* [Work to do]
In the listing below, find every line containing "color" and copy it out.

┄┄┄┄┄┄┄┄┄┄┄┄┄┄┄┄┄┄┄┄

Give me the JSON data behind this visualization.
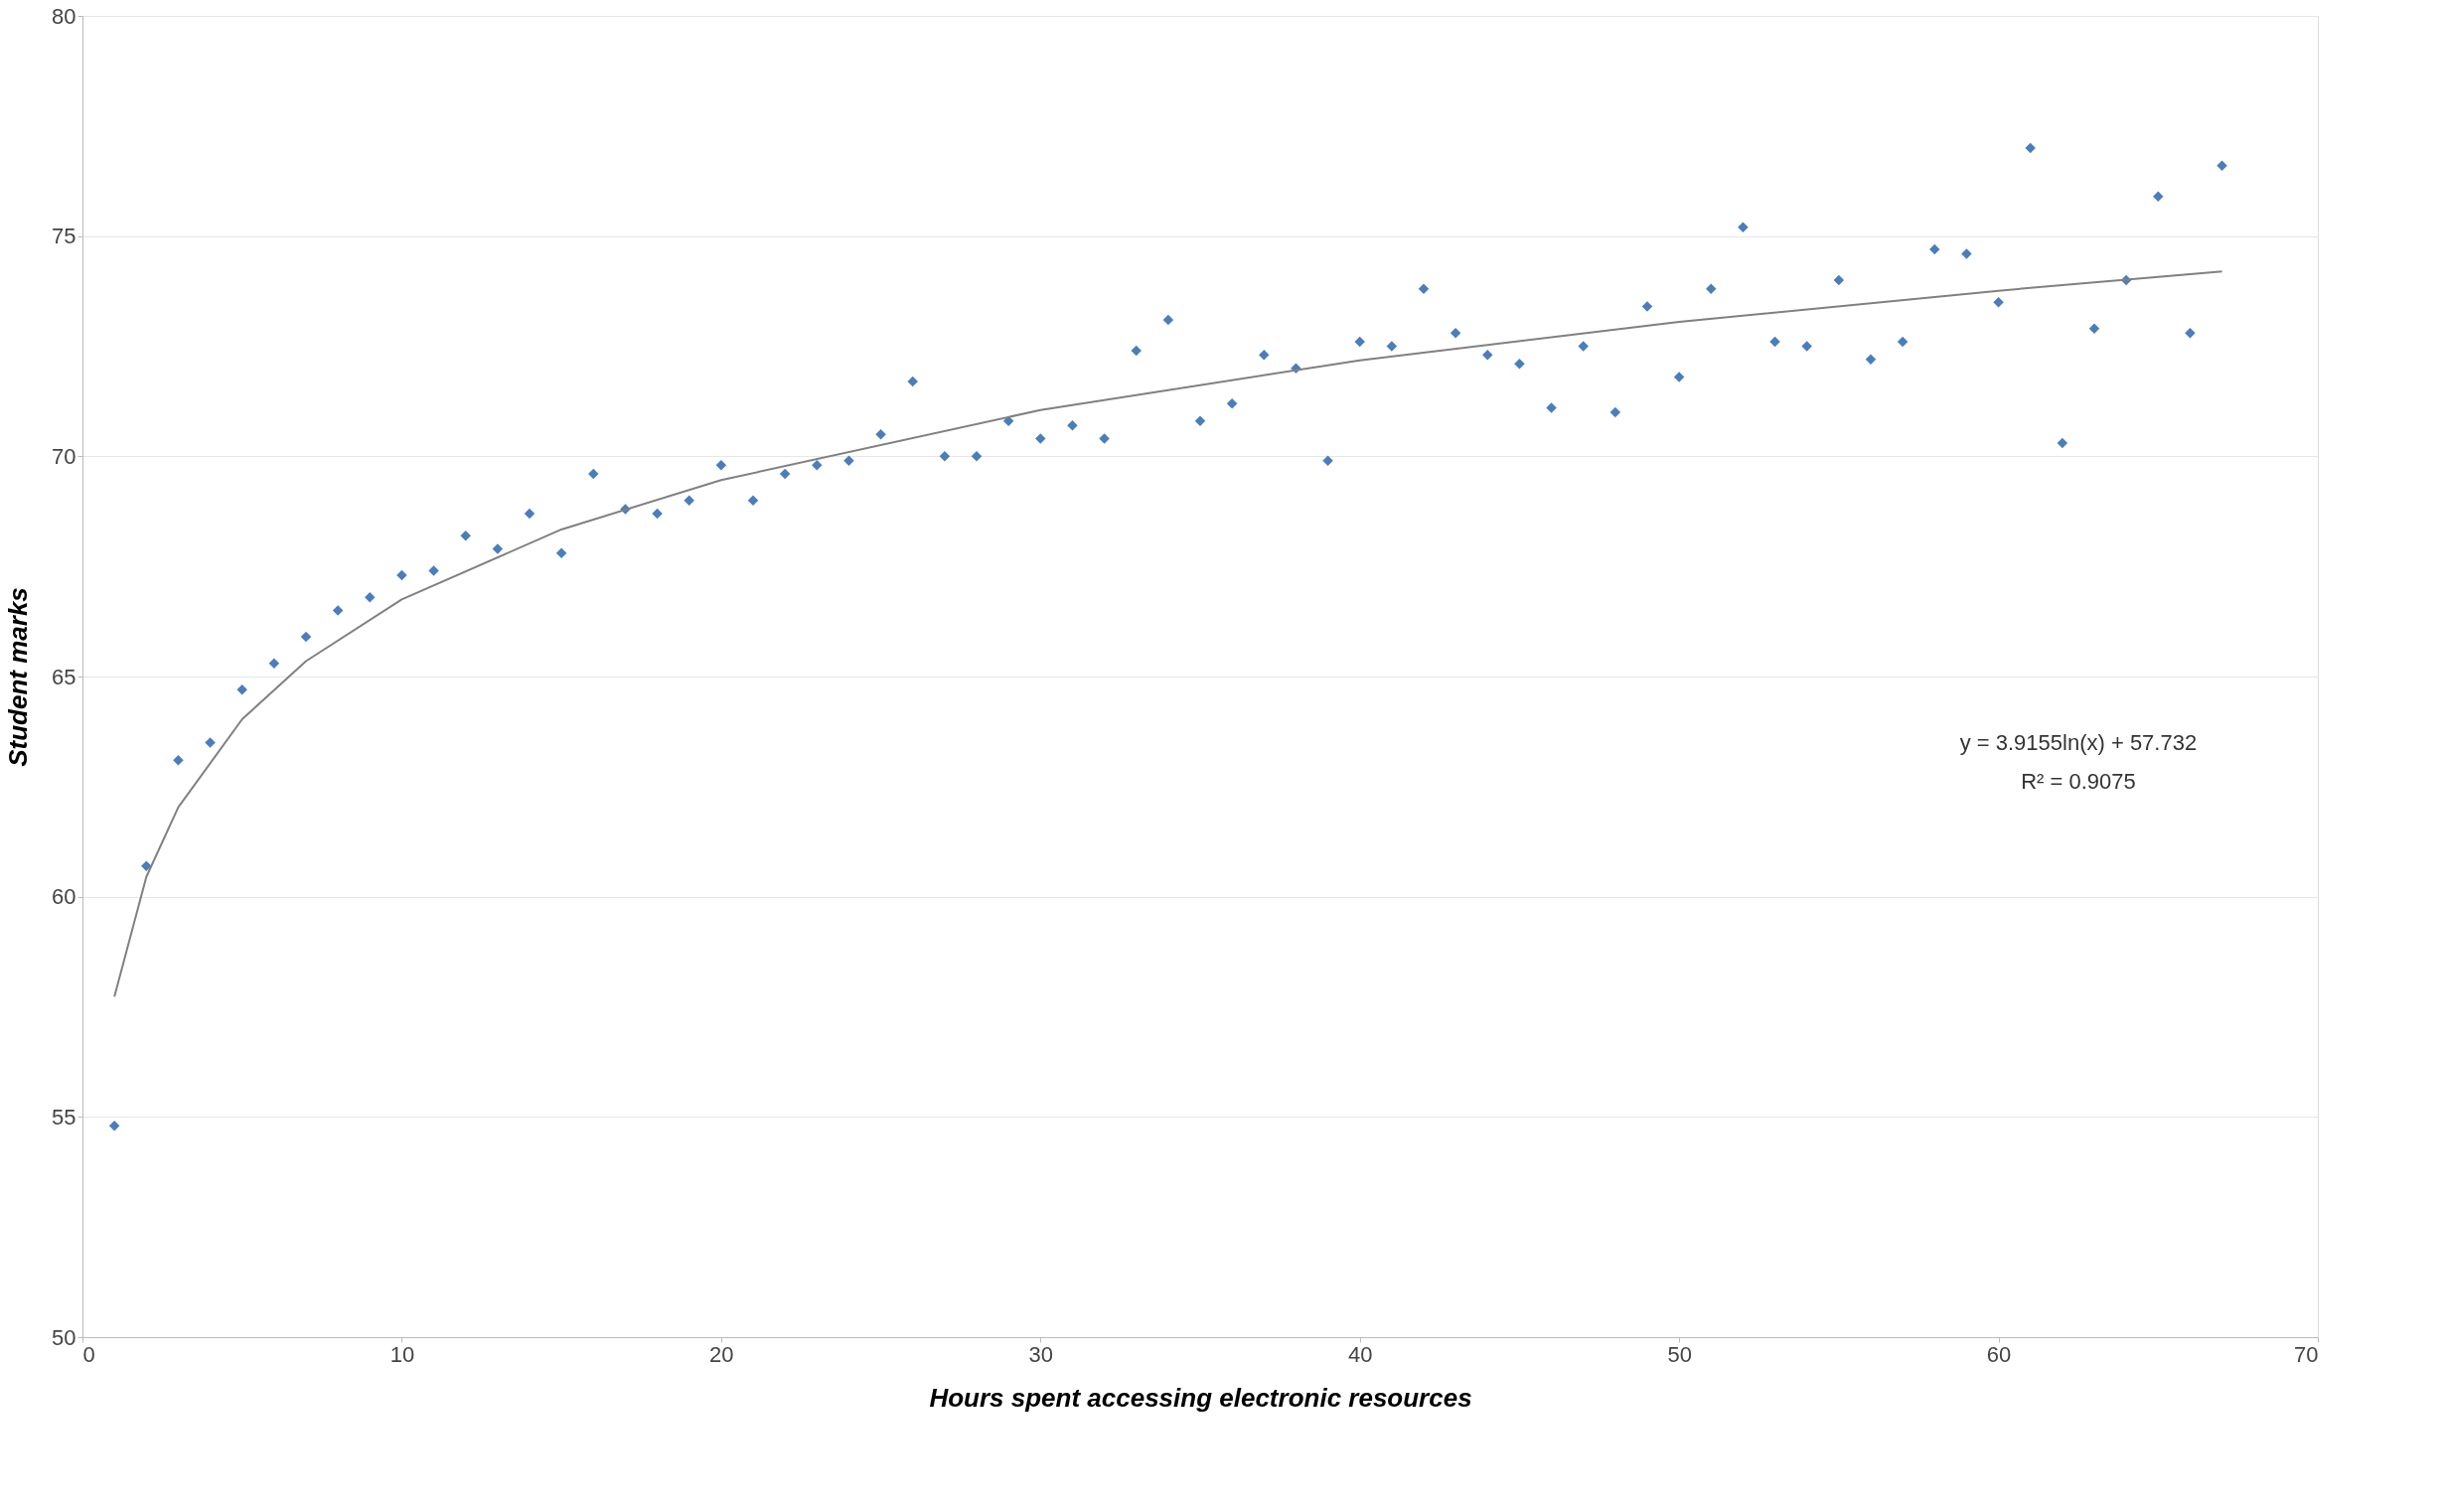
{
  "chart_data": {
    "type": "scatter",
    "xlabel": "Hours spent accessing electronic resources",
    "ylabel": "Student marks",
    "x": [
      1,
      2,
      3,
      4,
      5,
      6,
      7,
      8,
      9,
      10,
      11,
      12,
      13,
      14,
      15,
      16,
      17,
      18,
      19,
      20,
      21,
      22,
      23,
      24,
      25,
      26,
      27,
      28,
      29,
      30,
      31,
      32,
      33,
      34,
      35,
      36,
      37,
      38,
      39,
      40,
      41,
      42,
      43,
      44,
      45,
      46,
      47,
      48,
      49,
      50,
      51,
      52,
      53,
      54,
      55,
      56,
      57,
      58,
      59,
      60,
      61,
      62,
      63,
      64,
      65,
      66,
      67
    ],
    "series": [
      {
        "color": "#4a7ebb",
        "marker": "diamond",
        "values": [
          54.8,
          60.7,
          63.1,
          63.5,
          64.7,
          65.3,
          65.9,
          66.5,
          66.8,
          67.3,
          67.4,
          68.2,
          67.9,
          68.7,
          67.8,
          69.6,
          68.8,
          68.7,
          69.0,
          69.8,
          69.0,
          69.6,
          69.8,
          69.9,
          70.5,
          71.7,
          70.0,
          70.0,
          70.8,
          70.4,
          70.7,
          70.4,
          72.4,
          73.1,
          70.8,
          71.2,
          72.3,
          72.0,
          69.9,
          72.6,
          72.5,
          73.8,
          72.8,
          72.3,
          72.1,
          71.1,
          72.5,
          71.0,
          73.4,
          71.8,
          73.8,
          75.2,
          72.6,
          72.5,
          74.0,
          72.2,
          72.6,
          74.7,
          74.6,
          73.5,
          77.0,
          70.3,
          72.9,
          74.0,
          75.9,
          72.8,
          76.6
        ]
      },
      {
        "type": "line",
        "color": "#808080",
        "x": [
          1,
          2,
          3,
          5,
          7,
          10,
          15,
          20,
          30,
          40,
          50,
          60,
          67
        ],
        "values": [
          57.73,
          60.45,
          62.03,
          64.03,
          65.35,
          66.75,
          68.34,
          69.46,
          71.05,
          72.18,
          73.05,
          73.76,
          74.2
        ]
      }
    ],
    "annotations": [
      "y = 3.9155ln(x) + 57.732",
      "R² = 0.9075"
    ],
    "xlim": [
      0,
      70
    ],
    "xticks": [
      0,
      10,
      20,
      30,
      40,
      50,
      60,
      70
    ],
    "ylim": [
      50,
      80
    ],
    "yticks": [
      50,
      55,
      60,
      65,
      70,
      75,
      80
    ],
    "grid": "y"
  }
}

┄┄┄┄┄┄┄┄┄┄┄┄┄┄┄┄┄┄┄┄

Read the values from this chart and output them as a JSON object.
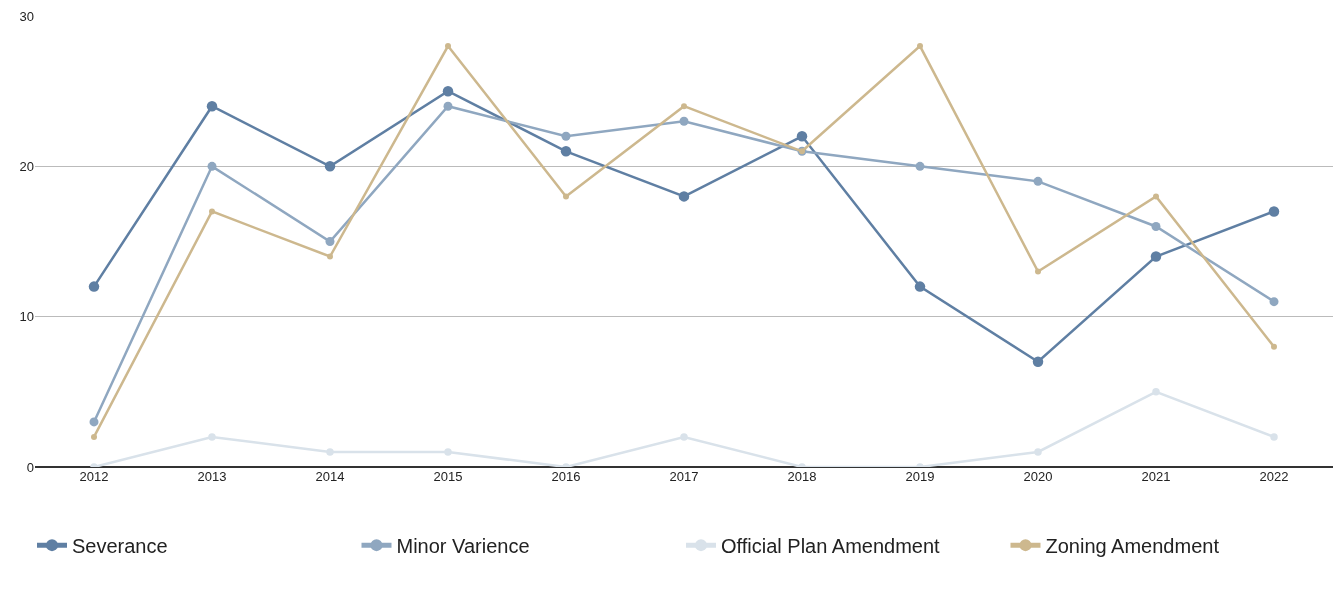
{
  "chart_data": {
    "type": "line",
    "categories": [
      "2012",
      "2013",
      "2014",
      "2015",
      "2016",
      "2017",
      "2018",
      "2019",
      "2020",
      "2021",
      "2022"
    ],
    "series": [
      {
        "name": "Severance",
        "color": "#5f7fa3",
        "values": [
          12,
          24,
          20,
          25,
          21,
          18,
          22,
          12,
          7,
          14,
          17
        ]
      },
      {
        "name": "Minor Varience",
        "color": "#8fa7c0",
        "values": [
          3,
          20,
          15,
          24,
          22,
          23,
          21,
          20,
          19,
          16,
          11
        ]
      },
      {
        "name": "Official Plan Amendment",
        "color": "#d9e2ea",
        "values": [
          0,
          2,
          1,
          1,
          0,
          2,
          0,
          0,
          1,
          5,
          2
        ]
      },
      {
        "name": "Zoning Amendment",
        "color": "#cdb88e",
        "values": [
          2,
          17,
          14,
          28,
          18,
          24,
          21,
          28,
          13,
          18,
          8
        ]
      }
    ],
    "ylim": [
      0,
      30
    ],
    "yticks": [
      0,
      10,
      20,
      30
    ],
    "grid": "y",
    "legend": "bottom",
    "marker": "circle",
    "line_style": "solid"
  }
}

┄┄┄┄┄┄┄┄┄┄┄┄┄┄┄┄┄┄┄┄

* [Complete answer]
        "color": "#4a7ebb",
        "color": "#808080",
        "color": "#5f7fa3",
        "color": "#8fa7c0",
        "color": "#d9e2ea",
        "color": "#cdb88e",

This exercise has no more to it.